— START OF EXERCISE MATERIALS —
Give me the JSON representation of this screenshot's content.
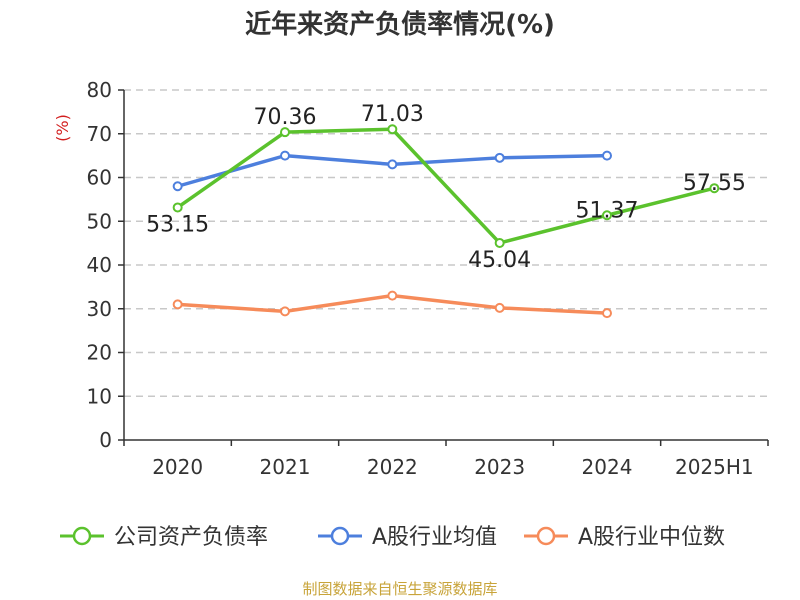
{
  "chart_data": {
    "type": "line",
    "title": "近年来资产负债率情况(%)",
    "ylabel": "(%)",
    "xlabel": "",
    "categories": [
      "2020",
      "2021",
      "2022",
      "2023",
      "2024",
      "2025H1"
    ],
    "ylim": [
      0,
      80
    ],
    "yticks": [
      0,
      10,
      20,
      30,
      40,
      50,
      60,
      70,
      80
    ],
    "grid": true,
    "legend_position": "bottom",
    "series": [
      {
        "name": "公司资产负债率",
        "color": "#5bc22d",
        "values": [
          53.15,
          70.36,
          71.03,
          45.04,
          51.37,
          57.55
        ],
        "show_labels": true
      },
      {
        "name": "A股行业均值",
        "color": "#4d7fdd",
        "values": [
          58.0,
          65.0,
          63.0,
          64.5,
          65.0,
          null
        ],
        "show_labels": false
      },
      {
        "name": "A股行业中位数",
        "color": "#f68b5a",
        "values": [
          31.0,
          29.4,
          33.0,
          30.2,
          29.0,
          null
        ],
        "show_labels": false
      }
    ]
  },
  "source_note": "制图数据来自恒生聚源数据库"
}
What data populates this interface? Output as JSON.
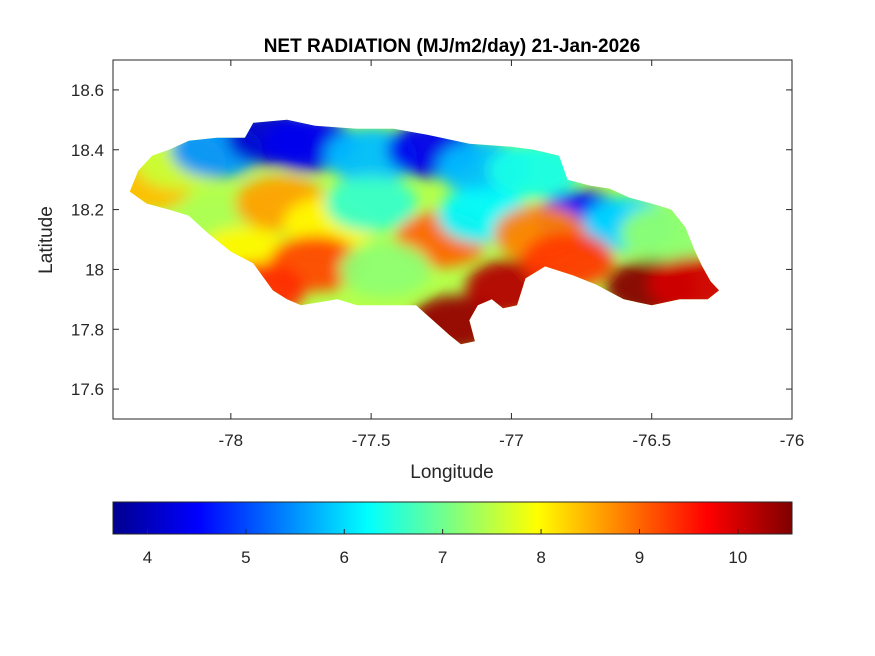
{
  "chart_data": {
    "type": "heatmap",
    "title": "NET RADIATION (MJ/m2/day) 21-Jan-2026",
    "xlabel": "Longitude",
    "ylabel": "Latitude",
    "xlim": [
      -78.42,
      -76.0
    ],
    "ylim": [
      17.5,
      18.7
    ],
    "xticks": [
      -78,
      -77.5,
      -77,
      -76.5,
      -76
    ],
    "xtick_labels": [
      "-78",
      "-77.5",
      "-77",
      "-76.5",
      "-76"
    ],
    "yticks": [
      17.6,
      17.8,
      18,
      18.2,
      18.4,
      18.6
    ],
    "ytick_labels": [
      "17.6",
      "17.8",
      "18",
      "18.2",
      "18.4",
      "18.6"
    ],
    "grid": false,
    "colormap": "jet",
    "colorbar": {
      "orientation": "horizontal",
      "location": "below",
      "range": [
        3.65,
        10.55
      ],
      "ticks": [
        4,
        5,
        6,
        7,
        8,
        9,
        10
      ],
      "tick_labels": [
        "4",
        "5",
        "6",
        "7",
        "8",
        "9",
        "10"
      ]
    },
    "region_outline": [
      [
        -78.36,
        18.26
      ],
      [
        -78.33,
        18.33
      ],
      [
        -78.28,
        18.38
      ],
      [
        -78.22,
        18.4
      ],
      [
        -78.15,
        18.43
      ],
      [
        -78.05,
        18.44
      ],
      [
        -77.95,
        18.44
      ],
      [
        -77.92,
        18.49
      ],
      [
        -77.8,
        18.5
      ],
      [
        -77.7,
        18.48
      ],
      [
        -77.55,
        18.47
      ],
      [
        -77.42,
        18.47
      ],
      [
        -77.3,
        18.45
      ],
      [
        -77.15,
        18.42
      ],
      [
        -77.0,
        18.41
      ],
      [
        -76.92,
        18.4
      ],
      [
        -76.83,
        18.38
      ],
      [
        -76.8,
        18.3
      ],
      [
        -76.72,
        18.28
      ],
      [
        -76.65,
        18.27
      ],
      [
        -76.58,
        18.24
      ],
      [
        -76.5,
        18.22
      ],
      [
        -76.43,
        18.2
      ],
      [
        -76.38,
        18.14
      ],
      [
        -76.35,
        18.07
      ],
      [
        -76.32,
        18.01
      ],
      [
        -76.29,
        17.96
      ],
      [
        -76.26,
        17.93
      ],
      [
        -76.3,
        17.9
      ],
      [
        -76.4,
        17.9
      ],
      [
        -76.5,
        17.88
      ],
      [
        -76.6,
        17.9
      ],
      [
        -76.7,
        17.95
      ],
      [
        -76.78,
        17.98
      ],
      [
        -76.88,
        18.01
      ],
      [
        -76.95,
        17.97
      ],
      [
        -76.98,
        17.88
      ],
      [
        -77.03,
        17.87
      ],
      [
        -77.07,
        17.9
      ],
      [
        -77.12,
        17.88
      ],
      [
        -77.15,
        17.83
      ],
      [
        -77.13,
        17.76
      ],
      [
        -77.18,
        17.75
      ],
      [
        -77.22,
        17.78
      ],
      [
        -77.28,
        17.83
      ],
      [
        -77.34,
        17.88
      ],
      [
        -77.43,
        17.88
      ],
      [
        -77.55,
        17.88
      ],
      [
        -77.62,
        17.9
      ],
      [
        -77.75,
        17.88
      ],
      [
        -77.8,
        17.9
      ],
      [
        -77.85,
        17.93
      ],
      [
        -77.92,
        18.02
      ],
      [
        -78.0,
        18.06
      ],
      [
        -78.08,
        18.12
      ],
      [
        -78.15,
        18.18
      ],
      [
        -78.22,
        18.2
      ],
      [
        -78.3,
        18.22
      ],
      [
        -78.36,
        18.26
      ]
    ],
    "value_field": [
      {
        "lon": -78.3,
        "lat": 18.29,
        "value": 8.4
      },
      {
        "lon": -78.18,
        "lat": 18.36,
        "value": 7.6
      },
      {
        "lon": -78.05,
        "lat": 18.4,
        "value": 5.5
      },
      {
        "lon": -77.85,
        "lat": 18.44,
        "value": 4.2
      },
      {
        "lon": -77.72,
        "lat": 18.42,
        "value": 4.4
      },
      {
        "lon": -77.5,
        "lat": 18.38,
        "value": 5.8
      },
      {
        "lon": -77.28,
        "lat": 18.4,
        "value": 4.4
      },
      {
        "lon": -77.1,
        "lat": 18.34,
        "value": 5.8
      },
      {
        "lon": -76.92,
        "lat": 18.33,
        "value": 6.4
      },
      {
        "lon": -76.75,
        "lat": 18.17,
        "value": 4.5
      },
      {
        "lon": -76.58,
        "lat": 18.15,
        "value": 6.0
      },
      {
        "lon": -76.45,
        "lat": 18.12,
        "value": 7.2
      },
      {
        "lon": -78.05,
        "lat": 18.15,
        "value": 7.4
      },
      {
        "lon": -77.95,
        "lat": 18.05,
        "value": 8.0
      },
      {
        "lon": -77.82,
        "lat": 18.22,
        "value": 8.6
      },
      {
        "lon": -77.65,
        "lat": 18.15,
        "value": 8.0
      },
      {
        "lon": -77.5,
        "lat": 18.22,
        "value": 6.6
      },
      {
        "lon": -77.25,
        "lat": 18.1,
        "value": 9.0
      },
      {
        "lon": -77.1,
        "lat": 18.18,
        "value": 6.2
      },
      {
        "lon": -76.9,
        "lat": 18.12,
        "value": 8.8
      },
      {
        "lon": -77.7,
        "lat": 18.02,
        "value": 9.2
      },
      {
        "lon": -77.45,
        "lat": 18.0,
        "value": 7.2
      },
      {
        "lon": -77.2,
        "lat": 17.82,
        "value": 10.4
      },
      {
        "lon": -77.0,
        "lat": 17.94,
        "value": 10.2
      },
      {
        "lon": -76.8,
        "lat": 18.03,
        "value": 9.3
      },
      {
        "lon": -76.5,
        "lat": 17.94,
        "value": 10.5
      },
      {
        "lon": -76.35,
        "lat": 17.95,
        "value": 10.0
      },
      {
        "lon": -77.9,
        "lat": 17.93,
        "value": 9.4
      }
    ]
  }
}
— END OF EXERCISE MATERIALS —
EXERCISE DETAILS> Pull out each line holding the string "title".

OUTPUT>
    "title": "近年来资产负债率情况(%)",
    "title": "NET RADIATION (MJ/m2/day) 21-Jan-2026",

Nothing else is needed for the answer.